- [Problem details]: In the entries below, find the lines that contain the word "heading" and copy them.

(Items from a data source)
[BEGIN]
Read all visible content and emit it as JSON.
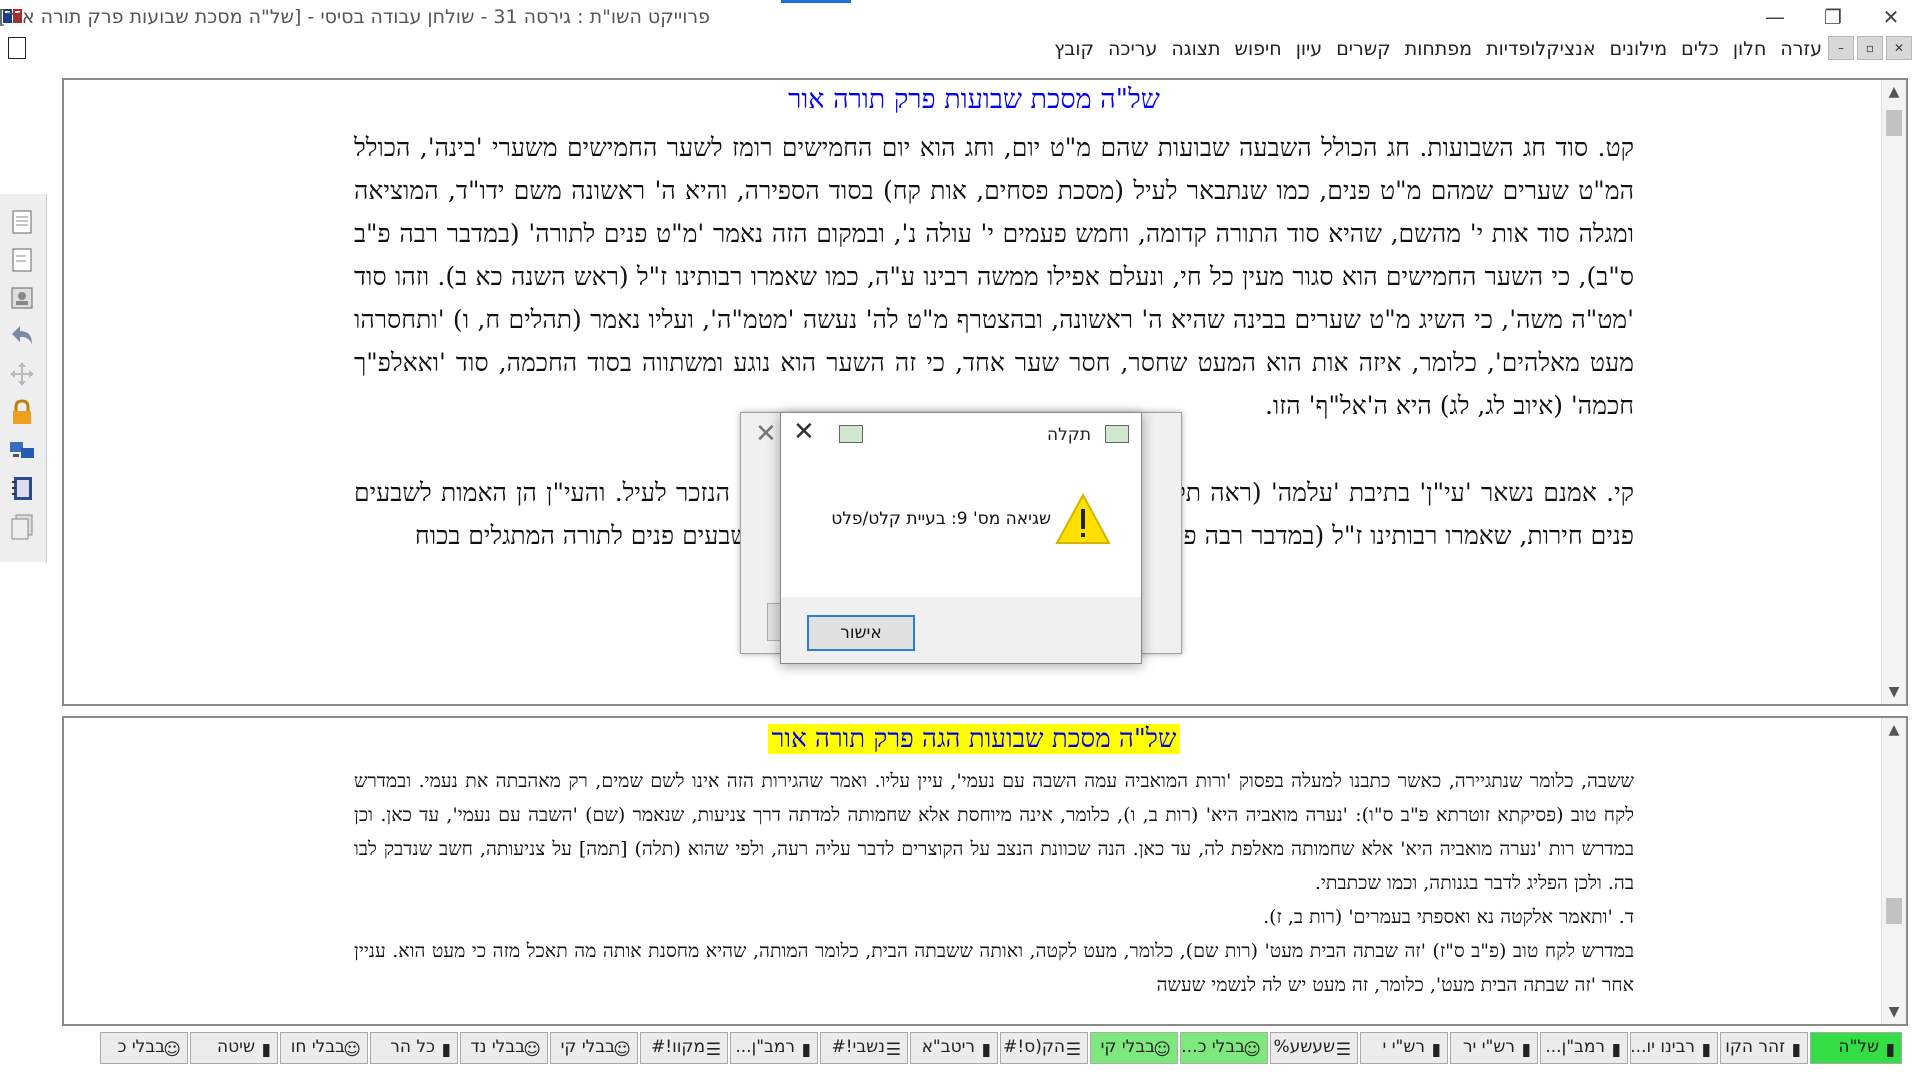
{
  "window": {
    "title": "פרוייקט השו\"ת  :  גירסה 31  -  שולחן עבודה בסיסי - [של\"ה מסכת שבועות פרק תורה אור]",
    "minimize": "—",
    "restore": "❐",
    "close": "✕"
  },
  "menu": {
    "items": [
      "קובץ",
      "עריכה",
      "תצוגה",
      "חיפוש",
      "עיון",
      "קשרים",
      "מפתחות",
      "אנציקלופדיות",
      "מילונים",
      "כלים",
      "חלון",
      "עזרה"
    ],
    "mdi": [
      "–",
      "▫",
      "✕"
    ]
  },
  "top_pane": {
    "heading": "של\"ה מסכת שבועות פרק תורה אור",
    "paragraphs": [
      "קט. סוד חג השבועות. חג הכולל השבעה שבועות שהם מ\"ט יום, וחג הוא יום החמישים רומז לשער החמישים משערי 'בינה', הכולל המ\"ט שערים שמהם מ\"ט פנים, כמו שנתבאר לעיל (מסכת פסחים, אות קח) בסוד הספירה, והיא ה' ראשונה משם ידו\"ד, המוציאה ומגלה סוד אות י' מהשם, שהיא סוד התורה קדומה, וחמש פעמים י' עולה נ', ובמקום הזה נאמר 'מ\"ט פנים לתורה' (במדבר רבה פ\"ב ס\"ב), כי השער החמישים הוא סגור מעין כל חי, ונעלם אפילו ממשה רבינו ע\"ה, כמו שאמרו רבותינו ז\"ל (ראש השנה כא ב). וזהו סוד 'מט\"ה משה', כי השיג מ\"ט שערים בבינה שהיא ה' ראשונה, ובהצטרף מ\"ט לה' נעשה 'מטמ\"ה', ועליו נאמר (תהלים ח, ו) 'ותחסרהו מעט מאלהים', כלומר, איזה אות הוא המעט שחסר, חסר שער אחד, כי זה השער הוא נוגע ומשתווה בסוד החכמה, סוד 'ואאלפ\"ך חכמה' (איוב לג, לג) היא ה'אל\"ף' הזו.",
      "קי. אמנם נשאר 'עי\"ן' בתיבת 'עלמה' (ראה תקוני זהר, בהקדמה דף ז' ע\"ב), והם מ\"ט פנים הנזכר לעיל. והעי\"ן הן האמות לשבעים פנים חירות, שאמרו רבותינו ז\"ל (במדבר רבה פי\"ג ס\"ט) - מ\"ט פנים טהור, מ\"ט פנים טמא, שבעים פנים לתורה המתגלים בכוח"
    ]
  },
  "bottom_pane": {
    "heading": "של\"ה מסכת שבועות הגה פרק תורה אור",
    "paragraphs": [
      "ששבה, כלומר שנתגיירה, כאשר כתבנו למעלה בפסוק 'ורות המואביה עמה השבה עם נעמי', עיין עליו. ואמר שהגירות הזה אינו לשם שמים, רק מאהבתה את נעמי. ובמדרש לקח טוב (פסיקתא זוטרתא פ\"ב ס\"ו): 'נערה מואביה היא' (רות ב, ו), כלומר, אינה מיוחסת אלא שחמותה למדתה דרך צניעות, שנאמר (שם) 'השבה עם נעמי', עד כאן. וכן במדרש רות 'נערה מואביה היא' אלא שחמותה מאלפת לה, עד כאן. הנה שכוונת הנצב על הקוצרים לדבר עליה רעה, ולפי שהוא (תלה) [תמה] על צניעותה, חשב שנדבק לבו בה. ולכן הפליג לדבר בגנותה, וכמו שכתבתי.",
      "ד. 'ותאמר אלקטה נא ואספתי בעמרים' (רות ב, ז).",
      "במדרש לקח טוב (פ\"ב ס\"ז) 'זה שבתה הבית מעט' (רות שם), כלומר, מעט לקטה, ואותה ששבתה הבית, כלומר המותה, שהיא מחסנת אותה מה תאכל מזה כי מעט הוא. עניין אחר 'זה שבתה הבית מעט', כלומר, זה מעט יש לה לנשמי שעשה"
    ]
  },
  "toolbar_icons": [
    "document-icon",
    "page-icon",
    "card-icon",
    "undo-arrow-icon",
    "move-icon",
    "lock-icon",
    "network-icon",
    "notebook-icon",
    "pages-icon"
  ],
  "tabs": [
    {
      "label": "של\"ה"
    },
    {
      "label": "זהר הקו"
    },
    {
      "label": "רבינו יו..."
    },
    {
      "label": "רמב\"ן..."
    },
    {
      "label": "רש\"י יר"
    },
    {
      "label": "רש\"י י"
    },
    {
      "label": "שעשע%"
    },
    {
      "label": "בבלי כ..."
    },
    {
      "label": "בבלי קי"
    },
    {
      "label": "הק(ס!#"
    },
    {
      "label": "ריטב\"א"
    },
    {
      "label": "נשבי!#"
    },
    {
      "label": "רמב\"ן..."
    },
    {
      "label": "מקוו!#"
    },
    {
      "label": "בבלי קי"
    },
    {
      "label": "בבלי נד"
    },
    {
      "label": "כל הר"
    },
    {
      "label": "בבלי חו"
    },
    {
      "label": "שיטה"
    },
    {
      "label": "בבלי כ"
    }
  ],
  "dialog": {
    "title": "תקלה",
    "message": "שגיאה מס' 9: בעיית קלט/פלט",
    "ok_label": "אישור",
    "close": "✕"
  },
  "dialog_back": {
    "close": "✕"
  }
}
[END]
- [Answer for the task]:
    "heading": "של\"ה מסכת שבועות פרק תורה אור",
    "heading": "של\"ה מסכת שבועות הגה פרק תורה אור",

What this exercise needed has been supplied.